BEGIN Record excerpts

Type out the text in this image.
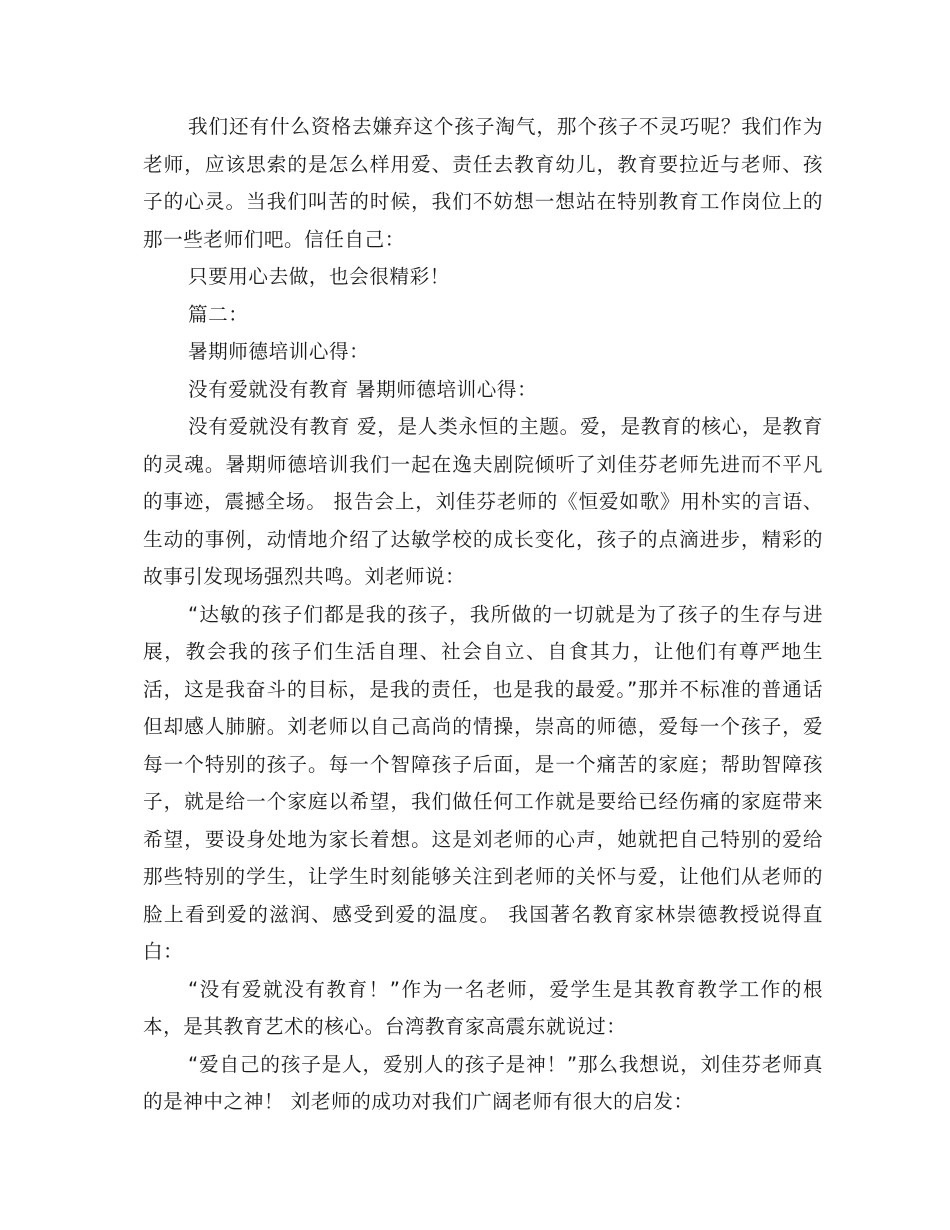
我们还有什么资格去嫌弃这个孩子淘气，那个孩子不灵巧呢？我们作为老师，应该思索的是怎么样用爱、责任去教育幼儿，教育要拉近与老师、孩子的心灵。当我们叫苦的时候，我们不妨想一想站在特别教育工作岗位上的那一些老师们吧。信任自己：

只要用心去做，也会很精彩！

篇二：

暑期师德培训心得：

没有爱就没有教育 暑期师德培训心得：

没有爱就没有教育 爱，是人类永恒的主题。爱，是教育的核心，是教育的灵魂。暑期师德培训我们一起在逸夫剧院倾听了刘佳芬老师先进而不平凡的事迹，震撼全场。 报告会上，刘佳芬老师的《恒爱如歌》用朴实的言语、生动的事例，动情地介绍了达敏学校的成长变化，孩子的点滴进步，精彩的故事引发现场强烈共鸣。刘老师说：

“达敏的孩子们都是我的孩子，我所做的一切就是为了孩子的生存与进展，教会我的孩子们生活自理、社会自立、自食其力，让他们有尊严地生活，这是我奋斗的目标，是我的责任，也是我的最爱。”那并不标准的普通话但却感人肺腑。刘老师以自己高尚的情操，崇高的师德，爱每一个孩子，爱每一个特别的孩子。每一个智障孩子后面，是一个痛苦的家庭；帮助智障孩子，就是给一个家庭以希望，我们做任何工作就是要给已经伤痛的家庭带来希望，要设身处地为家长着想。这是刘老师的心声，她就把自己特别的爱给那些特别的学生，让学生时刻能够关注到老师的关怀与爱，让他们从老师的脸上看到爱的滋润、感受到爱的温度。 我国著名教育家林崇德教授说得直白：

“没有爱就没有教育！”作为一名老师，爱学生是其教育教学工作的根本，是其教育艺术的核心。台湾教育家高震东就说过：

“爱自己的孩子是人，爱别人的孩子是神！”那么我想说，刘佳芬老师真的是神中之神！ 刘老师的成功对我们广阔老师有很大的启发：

END Record excerpts

Task statement: Copy the listing word for word, excluding its pictures.

Answer:
Type out the text in this image.
我们还有什么资格去嫌弃这个孩子淘气，那个孩子不灵巧呢？我们作为老师，应该思索的是怎么样用爱、责任去教育幼儿，教育要拉近与老师、孩子的心灵。当我们叫苦的时候，我们不妨想一想站在特别教育工作岗位上的那一些老师们吧。信任自己：

只要用心去做，也会很精彩！

篇二：

暑期师德培训心得：

没有爱就没有教育 暑期师德培训心得：

没有爱就没有教育 爱，是人类永恒的主题。爱，是教育的核心，是教育的灵魂。暑期师德培训我们一起在逸夫剧院倾听了刘佳芬老师先进而不平凡的事迹，震撼全场。 报告会上，刘佳芬老师的《恒爱如歌》用朴实的言语、生动的事例，动情地介绍了达敏学校的成长变化，孩子的点滴进步，精彩的故事引发现场强烈共鸣。刘老师说：

“达敏的孩子们都是我的孩子，我所做的一切就是为了孩子的生存与进展，教会我的孩子们生活自理、社会自立、自食其力，让他们有尊严地生活，这是我奋斗的目标，是我的责任，也是我的最爱。”那并不标准的普通话但却感人肺腑。刘老师以自己高尚的情操，崇高的师德，爱每一个孩子，爱每一个特别的孩子。每一个智障孩子后面，是一个痛苦的家庭；帮助智障孩子，就是给一个家庭以希望，我们做任何工作就是要给已经伤痛的家庭带来希望，要设身处地为家长着想。这是刘老师的心声，她就把自己特别的爱给那些特别的学生，让学生时刻能够关注到老师的关怀与爱，让他们从老师的脸上看到爱的滋润、感受到爱的温度。 我国著名教育家林崇德教授说得直白：

“没有爱就没有教育！”作为一名老师，爱学生是其教育教学工作的根本，是其教育艺术的核心。台湾教育家高震东就说过：

“爱自己的孩子是人，爱别人的孩子是神！”那么我想说，刘佳芬老师真的是神中之神！ 刘老师的成功对我们广阔老师有很大的启发：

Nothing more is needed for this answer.